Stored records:
::::
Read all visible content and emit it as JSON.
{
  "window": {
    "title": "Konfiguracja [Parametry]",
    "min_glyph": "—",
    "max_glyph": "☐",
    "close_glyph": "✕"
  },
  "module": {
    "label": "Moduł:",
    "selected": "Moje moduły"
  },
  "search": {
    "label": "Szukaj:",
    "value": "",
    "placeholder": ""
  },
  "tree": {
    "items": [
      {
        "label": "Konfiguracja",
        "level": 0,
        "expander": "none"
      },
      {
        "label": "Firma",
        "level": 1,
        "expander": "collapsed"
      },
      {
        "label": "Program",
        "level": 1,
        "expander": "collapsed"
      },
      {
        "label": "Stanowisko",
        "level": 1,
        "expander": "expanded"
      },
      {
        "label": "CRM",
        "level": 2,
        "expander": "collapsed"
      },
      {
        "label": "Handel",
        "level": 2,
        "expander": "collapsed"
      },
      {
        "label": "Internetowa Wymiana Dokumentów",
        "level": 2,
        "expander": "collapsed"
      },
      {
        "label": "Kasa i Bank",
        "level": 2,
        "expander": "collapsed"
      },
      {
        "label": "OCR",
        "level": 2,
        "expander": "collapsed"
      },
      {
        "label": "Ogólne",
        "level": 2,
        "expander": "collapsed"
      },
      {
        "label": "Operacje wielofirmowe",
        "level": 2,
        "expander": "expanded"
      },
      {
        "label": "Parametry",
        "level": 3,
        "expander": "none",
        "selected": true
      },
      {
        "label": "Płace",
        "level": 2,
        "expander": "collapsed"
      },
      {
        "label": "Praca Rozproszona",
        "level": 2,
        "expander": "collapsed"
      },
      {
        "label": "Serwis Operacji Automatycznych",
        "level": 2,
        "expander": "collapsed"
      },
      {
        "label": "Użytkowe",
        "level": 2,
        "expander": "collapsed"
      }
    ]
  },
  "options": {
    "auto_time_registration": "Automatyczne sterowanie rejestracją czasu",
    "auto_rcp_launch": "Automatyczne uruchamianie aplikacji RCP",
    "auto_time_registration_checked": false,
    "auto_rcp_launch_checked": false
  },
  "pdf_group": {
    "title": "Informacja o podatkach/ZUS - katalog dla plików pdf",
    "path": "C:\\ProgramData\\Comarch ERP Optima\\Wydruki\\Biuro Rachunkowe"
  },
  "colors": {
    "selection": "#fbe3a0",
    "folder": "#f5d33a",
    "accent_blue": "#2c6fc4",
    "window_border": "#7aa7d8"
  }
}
::::
= Task prompt =
Extract all of the data above without altering anything.

= Result of the task =
Read all visible content and emit it as JSON.
{
  "window": {
    "title": "Konfiguracja [Parametry]",
    "min_glyph": "—",
    "max_glyph": "☐",
    "close_glyph": "✕"
  },
  "module": {
    "label": "Moduł:",
    "selected": "Moje moduły"
  },
  "search": {
    "label": "Szukaj:",
    "value": "",
    "placeholder": ""
  },
  "tree": {
    "items": [
      {
        "label": "Konfiguracja",
        "level": 0,
        "expander": "none"
      },
      {
        "label": "Firma",
        "level": 1,
        "expander": "collapsed"
      },
      {
        "label": "Program",
        "level": 1,
        "expander": "collapsed"
      },
      {
        "label": "Stanowisko",
        "level": 1,
        "expander": "expanded"
      },
      {
        "label": "CRM",
        "level": 2,
        "expander": "collapsed"
      },
      {
        "label": "Handel",
        "level": 2,
        "expander": "collapsed"
      },
      {
        "label": "Internetowa Wymiana Dokumentów",
        "level": 2,
        "expander": "collapsed"
      },
      {
        "label": "Kasa i Bank",
        "level": 2,
        "expander": "collapsed"
      },
      {
        "label": "OCR",
        "level": 2,
        "expander": "collapsed"
      },
      {
        "label": "Ogólne",
        "level": 2,
        "expander": "collapsed"
      },
      {
        "label": "Operacje wielofirmowe",
        "level": 2,
        "expander": "expanded"
      },
      {
        "label": "Parametry",
        "level": 3,
        "expander": "none",
        "selected": true
      },
      {
        "label": "Płace",
        "level": 2,
        "expander": "collapsed"
      },
      {
        "label": "Praca Rozproszona",
        "level": 2,
        "expander": "collapsed"
      },
      {
        "label": "Serwis Operacji Automatycznych",
        "level": 2,
        "expander": "collapsed"
      },
      {
        "label": "Użytkowe",
        "level": 2,
        "expander": "collapsed"
      }
    ]
  },
  "options": {
    "auto_time_registration": "Automatyczne sterowanie rejestracją czasu",
    "auto_rcp_launch": "Automatyczne uruchamianie aplikacji RCP",
    "auto_time_registration_checked": false,
    "auto_rcp_launch_checked": false
  },
  "pdf_group": {
    "title": "Informacja o podatkach/ZUS - katalog dla plików pdf",
    "path": "C:\\ProgramData\\Comarch ERP Optima\\Wydruki\\Biuro Rachunkowe"
  },
  "colors": {
    "selection": "#fbe3a0",
    "folder": "#f5d33a",
    "accent_blue": "#2c6fc4",
    "window_border": "#7aa7d8"
  }
}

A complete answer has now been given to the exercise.